REQUIREMENT — The entries below need to be written out exactly, with no pictures included.

#####

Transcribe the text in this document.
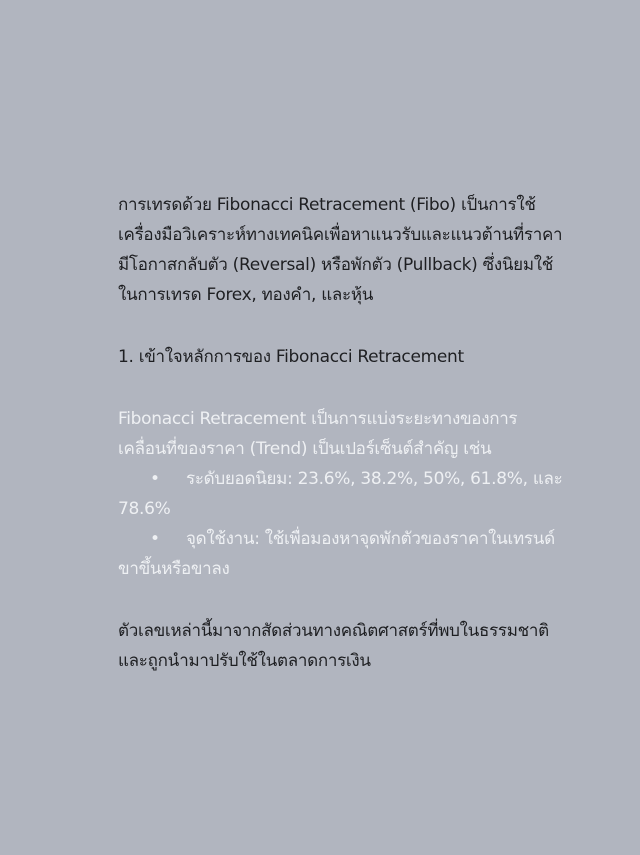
การเทรดด้วย Fibonacci Retracement (Fibo) เป็นการใช้
เครื่องมือวิเคราะห์ทางเทคนิคเพื่อหาแนวรับและแนวต้านที่ราคา
มีโอกาสกลับตัว (Reversal) หรือพักตัว (Pullback) ซึ่งนิยมใช้
ในการเทรด Forex, ทองคำ, และหุ้น

1. เข้าใจหลักการของ Fibonacci Retracement

Fibonacci Retracement เป็นการแบ่งระยะทางของการ
เคลื่อนที่ของราคา (Trend) เป็นเปอร์เซ็นต์สำคัญ เช่น
• ระดับยอดนิยม: 23.6%, 38.2%, 50%, 61.8%, และ
78.6%
• จุดใช้งาน: ใช้เพื่อมองหาจุดพักตัวของราคาในเทรนด์
ขาขึ้นหรือขาลง

ตัวเลขเหล่านี้มาจากสัดส่วนทางคณิตศาสตร์ที่พบในธรรมชาติ
และถูกนำมาปรับใช้ในตลาดการเงิน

#####

REPLY TO THE EXERCISE —
Transcribe the text in this document.
การเทรดด้วย Fibonacci Retracement (Fibo) เป็นการใช้
เครื่องมือวิเคราะห์ทางเทคนิคเพื่อหาแนวรับและแนวต้านที่ราคา
มีโอกาสกลับตัว (Reversal) หรือพักตัว (Pullback) ซึ่งนิยมใช้
ในการเทรด Forex, ทองคำ, และหุ้น

1. เข้าใจหลักการของ Fibonacci Retracement

Fibonacci Retracement เป็นการแบ่งระยะทางของการ
เคลื่อนที่ของราคา (Trend) เป็นเปอร์เซ็นต์สำคัญ เช่น
• ระดับยอดนิยม: 23.6%, 38.2%, 50%, 61.8%, และ
78.6%
• จุดใช้งาน: ใช้เพื่อมองหาจุดพักตัวของราคาในเทรนด์
ขาขึ้นหรือขาลง

ตัวเลขเหล่านี้มาจากสัดส่วนทางคณิตศาสตร์ที่พบในธรรมชาติ
และถูกนำมาปรับใช้ในตลาดการเงิน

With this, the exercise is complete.